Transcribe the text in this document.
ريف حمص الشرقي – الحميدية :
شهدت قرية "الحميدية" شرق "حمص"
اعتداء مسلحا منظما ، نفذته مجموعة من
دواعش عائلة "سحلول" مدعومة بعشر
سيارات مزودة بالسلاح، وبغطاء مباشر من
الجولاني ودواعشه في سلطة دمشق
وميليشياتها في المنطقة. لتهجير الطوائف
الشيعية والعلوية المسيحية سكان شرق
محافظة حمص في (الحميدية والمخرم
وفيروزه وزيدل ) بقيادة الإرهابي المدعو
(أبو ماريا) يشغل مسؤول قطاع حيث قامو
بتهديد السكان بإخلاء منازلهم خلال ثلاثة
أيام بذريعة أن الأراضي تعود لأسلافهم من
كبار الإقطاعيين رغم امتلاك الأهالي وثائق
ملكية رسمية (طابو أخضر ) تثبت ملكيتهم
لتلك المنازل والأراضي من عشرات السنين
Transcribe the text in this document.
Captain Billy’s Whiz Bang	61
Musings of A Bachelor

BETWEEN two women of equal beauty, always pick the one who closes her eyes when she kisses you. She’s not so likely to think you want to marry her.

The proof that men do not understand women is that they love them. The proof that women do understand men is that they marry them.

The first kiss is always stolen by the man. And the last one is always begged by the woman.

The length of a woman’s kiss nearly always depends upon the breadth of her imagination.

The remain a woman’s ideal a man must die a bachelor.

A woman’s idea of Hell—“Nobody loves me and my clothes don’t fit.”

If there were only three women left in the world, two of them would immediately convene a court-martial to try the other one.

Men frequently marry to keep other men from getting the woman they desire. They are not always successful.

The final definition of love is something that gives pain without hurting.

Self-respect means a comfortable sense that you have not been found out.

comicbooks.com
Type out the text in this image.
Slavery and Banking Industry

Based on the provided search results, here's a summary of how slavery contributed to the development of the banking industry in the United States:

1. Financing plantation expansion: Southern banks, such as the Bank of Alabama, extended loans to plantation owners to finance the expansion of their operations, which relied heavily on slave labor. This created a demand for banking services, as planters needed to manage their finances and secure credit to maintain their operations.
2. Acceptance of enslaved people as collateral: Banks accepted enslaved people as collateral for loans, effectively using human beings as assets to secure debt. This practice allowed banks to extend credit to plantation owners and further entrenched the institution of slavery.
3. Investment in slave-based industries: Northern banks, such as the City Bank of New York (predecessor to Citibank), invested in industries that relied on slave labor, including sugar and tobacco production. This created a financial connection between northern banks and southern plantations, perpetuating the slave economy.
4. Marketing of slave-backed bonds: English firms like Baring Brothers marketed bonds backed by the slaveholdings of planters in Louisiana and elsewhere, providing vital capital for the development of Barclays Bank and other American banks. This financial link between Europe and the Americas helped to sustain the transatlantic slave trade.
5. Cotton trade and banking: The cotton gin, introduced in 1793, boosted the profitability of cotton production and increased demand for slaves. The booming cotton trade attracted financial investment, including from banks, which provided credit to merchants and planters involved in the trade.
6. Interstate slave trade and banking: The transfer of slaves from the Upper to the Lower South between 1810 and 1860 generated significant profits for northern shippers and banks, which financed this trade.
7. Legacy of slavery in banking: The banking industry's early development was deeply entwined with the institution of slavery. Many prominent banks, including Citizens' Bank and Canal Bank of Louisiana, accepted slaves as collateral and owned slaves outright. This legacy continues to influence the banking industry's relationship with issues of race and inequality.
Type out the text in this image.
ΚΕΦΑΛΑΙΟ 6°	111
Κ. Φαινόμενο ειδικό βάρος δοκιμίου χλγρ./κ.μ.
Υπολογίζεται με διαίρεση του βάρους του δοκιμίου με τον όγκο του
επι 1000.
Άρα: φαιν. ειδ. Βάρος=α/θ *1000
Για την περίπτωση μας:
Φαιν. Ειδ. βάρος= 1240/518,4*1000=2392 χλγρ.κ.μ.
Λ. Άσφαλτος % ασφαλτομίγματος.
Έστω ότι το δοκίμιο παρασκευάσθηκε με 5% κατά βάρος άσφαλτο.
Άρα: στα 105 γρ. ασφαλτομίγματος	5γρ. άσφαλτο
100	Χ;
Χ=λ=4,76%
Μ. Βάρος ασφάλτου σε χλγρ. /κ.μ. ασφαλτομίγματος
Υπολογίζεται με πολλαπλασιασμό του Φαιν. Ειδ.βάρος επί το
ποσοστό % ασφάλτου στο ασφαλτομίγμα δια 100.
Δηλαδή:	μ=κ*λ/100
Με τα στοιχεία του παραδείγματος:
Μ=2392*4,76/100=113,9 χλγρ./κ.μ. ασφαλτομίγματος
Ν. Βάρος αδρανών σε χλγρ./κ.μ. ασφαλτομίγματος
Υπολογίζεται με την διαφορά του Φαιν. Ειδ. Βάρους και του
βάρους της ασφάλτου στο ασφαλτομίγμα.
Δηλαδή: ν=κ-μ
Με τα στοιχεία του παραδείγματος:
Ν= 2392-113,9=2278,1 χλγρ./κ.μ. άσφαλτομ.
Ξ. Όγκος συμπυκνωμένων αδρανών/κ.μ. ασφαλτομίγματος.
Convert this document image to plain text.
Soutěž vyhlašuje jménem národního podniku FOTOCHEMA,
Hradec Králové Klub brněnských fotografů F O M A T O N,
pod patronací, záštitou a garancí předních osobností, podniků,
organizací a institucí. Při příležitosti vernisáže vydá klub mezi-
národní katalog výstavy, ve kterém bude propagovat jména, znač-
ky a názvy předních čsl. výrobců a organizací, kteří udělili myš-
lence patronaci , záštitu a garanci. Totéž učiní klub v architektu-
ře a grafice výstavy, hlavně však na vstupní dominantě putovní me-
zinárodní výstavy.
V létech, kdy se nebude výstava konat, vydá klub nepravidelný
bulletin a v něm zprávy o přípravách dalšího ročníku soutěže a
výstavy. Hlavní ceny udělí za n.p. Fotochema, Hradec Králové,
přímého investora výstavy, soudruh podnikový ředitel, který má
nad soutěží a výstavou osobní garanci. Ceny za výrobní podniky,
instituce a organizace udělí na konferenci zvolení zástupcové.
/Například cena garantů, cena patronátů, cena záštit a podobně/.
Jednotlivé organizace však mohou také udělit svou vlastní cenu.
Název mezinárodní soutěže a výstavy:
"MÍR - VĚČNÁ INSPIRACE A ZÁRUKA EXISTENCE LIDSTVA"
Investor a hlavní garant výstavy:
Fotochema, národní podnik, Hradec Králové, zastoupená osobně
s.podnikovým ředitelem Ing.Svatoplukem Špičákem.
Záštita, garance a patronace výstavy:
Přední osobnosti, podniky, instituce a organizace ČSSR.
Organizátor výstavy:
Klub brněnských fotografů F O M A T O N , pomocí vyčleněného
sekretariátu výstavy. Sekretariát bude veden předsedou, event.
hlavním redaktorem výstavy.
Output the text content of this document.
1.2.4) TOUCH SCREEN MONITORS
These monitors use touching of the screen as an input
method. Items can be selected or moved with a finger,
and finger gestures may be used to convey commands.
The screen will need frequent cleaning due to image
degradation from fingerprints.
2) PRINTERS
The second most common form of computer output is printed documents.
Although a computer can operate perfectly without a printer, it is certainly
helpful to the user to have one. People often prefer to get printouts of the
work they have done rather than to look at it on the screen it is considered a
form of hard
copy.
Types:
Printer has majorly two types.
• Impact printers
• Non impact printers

## Exercise
Scan the data for the word "provided" and copy every line where it shows up.

## Exercise solution
Based on the provided search results, here's a summary of how slavery contributed to the development of the banking industry in the United States:
5. Cotton trade and banking: The cotton gin, introduced in 1793, boosted the profitability of cotton production and increased demand for slaves. The booming cotton trade attracted financial investment, including from banks, which provided credit to merchants and planters involved in the trade.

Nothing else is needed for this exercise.